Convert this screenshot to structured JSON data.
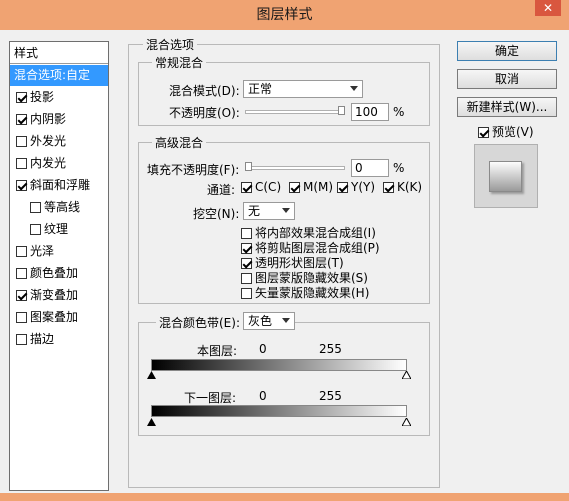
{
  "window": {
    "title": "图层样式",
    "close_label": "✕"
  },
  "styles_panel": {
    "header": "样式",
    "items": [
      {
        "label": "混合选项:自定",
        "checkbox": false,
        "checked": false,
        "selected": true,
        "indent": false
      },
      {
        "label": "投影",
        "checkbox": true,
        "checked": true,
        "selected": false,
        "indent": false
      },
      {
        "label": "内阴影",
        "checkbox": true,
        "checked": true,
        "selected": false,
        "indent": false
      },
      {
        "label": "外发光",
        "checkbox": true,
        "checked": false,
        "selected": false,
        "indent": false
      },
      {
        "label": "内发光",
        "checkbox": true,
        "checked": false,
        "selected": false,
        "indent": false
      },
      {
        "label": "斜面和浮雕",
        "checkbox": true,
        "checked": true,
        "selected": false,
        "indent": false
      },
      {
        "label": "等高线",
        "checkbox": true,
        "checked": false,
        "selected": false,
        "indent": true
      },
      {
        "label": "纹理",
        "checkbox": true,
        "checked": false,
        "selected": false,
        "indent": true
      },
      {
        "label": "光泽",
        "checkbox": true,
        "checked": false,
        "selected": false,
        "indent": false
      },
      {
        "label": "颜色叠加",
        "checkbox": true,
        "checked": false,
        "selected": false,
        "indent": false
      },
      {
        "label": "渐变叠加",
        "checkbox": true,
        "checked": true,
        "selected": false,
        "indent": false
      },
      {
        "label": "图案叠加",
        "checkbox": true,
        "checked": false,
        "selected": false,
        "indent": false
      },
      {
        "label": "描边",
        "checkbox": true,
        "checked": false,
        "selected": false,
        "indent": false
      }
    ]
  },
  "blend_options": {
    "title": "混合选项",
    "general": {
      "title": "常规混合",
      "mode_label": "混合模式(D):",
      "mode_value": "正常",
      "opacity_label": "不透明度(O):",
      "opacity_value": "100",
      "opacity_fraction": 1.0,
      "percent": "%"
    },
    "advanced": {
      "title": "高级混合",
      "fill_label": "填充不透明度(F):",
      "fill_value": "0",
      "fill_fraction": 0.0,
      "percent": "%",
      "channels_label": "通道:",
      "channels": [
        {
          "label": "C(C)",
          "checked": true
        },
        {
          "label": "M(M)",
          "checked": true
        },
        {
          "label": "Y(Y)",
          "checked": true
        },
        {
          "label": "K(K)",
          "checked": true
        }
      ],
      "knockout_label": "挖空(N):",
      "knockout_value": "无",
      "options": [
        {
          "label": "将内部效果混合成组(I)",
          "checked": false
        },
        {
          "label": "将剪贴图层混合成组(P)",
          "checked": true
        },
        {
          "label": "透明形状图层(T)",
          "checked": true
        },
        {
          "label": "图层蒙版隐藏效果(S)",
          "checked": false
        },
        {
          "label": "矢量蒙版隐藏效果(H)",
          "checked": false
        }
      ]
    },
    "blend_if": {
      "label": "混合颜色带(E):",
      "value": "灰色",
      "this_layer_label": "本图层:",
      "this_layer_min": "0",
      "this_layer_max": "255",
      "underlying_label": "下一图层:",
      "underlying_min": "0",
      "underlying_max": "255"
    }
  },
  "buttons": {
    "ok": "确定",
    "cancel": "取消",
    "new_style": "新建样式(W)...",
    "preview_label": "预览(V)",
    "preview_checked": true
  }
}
* * *
Pictures are excluded; copy all other data exactly as shown.

Convert this screenshot to structured JSON data.
{
  "window": {
    "title": "图层样式",
    "close_label": "✕"
  },
  "styles_panel": {
    "header": "样式",
    "items": [
      {
        "label": "混合选项:自定",
        "checkbox": false,
        "checked": false,
        "selected": true,
        "indent": false
      },
      {
        "label": "投影",
        "checkbox": true,
        "checked": true,
        "selected": false,
        "indent": false
      },
      {
        "label": "内阴影",
        "checkbox": true,
        "checked": true,
        "selected": false,
        "indent": false
      },
      {
        "label": "外发光",
        "checkbox": true,
        "checked": false,
        "selected": false,
        "indent": false
      },
      {
        "label": "内发光",
        "checkbox": true,
        "checked": false,
        "selected": false,
        "indent": false
      },
      {
        "label": "斜面和浮雕",
        "checkbox": true,
        "checked": true,
        "selected": false,
        "indent": false
      },
      {
        "label": "等高线",
        "checkbox": true,
        "checked": false,
        "selected": false,
        "indent": true
      },
      {
        "label": "纹理",
        "checkbox": true,
        "checked": false,
        "selected": false,
        "indent": true
      },
      {
        "label": "光泽",
        "checkbox": true,
        "checked": false,
        "selected": false,
        "indent": false
      },
      {
        "label": "颜色叠加",
        "checkbox": true,
        "checked": false,
        "selected": false,
        "indent": false
      },
      {
        "label": "渐变叠加",
        "checkbox": true,
        "checked": true,
        "selected": false,
        "indent": false
      },
      {
        "label": "图案叠加",
        "checkbox": true,
        "checked": false,
        "selected": false,
        "indent": false
      },
      {
        "label": "描边",
        "checkbox": true,
        "checked": false,
        "selected": false,
        "indent": false
      }
    ]
  },
  "blend_options": {
    "title": "混合选项",
    "general": {
      "title": "常规混合",
      "mode_label": "混合模式(D):",
      "mode_value": "正常",
      "opacity_label": "不透明度(O):",
      "opacity_value": "100",
      "opacity_fraction": 1.0,
      "percent": "%"
    },
    "advanced": {
      "title": "高级混合",
      "fill_label": "填充不透明度(F):",
      "fill_value": "0",
      "fill_fraction": 0.0,
      "percent": "%",
      "channels_label": "通道:",
      "channels": [
        {
          "label": "C(C)",
          "checked": true
        },
        {
          "label": "M(M)",
          "checked": true
        },
        {
          "label": "Y(Y)",
          "checked": true
        },
        {
          "label": "K(K)",
          "checked": true
        }
      ],
      "knockout_label": "挖空(N):",
      "knockout_value": "无",
      "options": [
        {
          "label": "将内部效果混合成组(I)",
          "checked": false
        },
        {
          "label": "将剪贴图层混合成组(P)",
          "checked": true
        },
        {
          "label": "透明形状图层(T)",
          "checked": true
        },
        {
          "label": "图层蒙版隐藏效果(S)",
          "checked": false
        },
        {
          "label": "矢量蒙版隐藏效果(H)",
          "checked": false
        }
      ]
    },
    "blend_if": {
      "label": "混合颜色带(E):",
      "value": "灰色",
      "this_layer_label": "本图层:",
      "this_layer_min": "0",
      "this_layer_max": "255",
      "underlying_label": "下一图层:",
      "underlying_min": "0",
      "underlying_max": "255"
    }
  },
  "buttons": {
    "ok": "确定",
    "cancel": "取消",
    "new_style": "新建样式(W)...",
    "preview_label": "预览(V)",
    "preview_checked": true
  }
}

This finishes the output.